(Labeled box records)
====

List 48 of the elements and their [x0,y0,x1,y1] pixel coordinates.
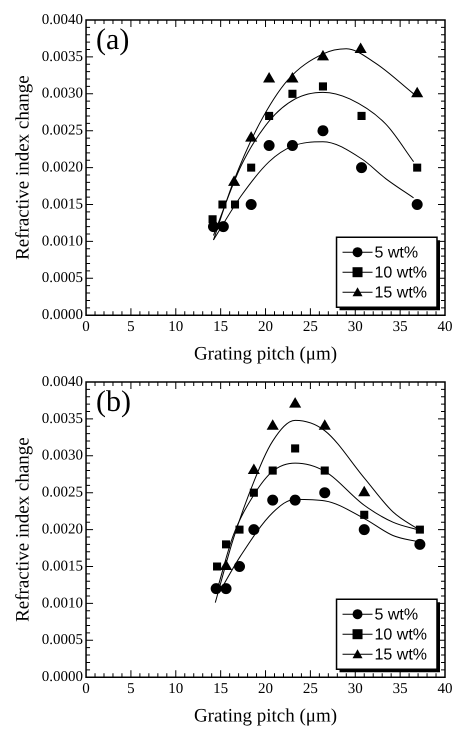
x-tick-label: 30 [348,319,363,336]
y-tick-label: 0.0035 [42,410,84,427]
y-tick-label: 0.0020 [42,522,84,538]
x-tick-label: 35 [392,681,408,698]
x-tick-label: 35 [392,319,408,336]
x-tick-label: 25 [302,319,318,336]
y-tick-label: 0.0010 [42,595,84,612]
x-tick-label: 20 [258,319,274,336]
y-tick-label: 0.0035 [42,48,84,65]
x-tick-label: 15 [213,681,228,698]
x-tick-label: 25 [302,681,318,698]
y-axis-title: Refractive index change [12,437,34,622]
y-tick-label: 0.0010 [42,233,84,250]
x-tick-label: 15 [213,319,228,336]
annotation: (a) [96,22,130,56]
x-tick-label: 5 [127,319,135,336]
legend-label: 10 wt% [374,264,427,282]
legend-label: 15 wt% [374,646,427,664]
x-tick-label: 0 [82,681,90,698]
y-tick-label: 0.0030 [42,86,84,102]
y-tick-label: 0.0015 [42,196,84,212]
x-tick-label: 10 [168,681,184,698]
x-axis-title: Grating pitch (μm) [194,344,338,365]
x-tick-label: 20 [258,681,274,698]
y-tick-label: 0.0025 [42,484,84,501]
annotation: (b) [96,384,132,418]
y-tick-label: 0.0040 [42,12,84,28]
y-tick-label: 0.0000 [42,307,84,324]
legend-label: 5 wt% [374,244,418,262]
y-tick-label: 0.0025 [42,122,84,139]
x-tick-label: 10 [168,319,184,336]
y-tick-label: 0.0030 [42,448,84,464]
y-tick-label: 0.0020 [42,160,84,176]
legend-label: 15 wt% [374,284,427,302]
x-tick-label: 30 [348,681,363,698]
y-tick-label: 0.0005 [42,632,84,648]
y-axis-title: Refractive index change [12,75,34,260]
legend-label: 5 wt% [374,606,418,624]
x-tick-label: 0 [82,319,90,336]
y-tick-label: 0.0000 [42,669,84,686]
x-tick-label: 5 [127,681,135,698]
y-tick-label: 0.0015 [42,558,84,574]
y-tick-label: 0.0040 [42,374,84,390]
x-axis-title: Grating pitch (μm) [194,706,338,727]
y-tick-label: 0.0005 [42,270,84,286]
x-tick-label: 40 [438,681,452,698]
legend-label: 10 wt% [374,626,427,644]
x-tick-label: 40 [438,319,452,336]
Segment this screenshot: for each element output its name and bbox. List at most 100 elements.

====

# Written instruction:
Please rename "x-tick-label" to "horizontal-tick" in the lines between the one holding "x-tick-label: 30 [348,319,363,336]" and the one holding "y-tick-label: 0.0035 [42,48,84,65]", inclusive. Return only those lines, with nothing else changed.

# Solved exercise:
horizontal-tick: 30 [348,319,363,336]
y-tick-label: 0.0035 [42,410,84,427]
y-tick-label: 0.0020 [42,522,84,538]
horizontal-tick: 35 [392,681,408,698]
horizontal-tick: 35 [392,319,408,336]
horizontal-tick: 25 [302,319,318,336]
y-tick-label: 0.0010 [42,595,84,612]
horizontal-tick: 20 [258,319,274,336]
y-tick-label: 0.0035 [42,48,84,65]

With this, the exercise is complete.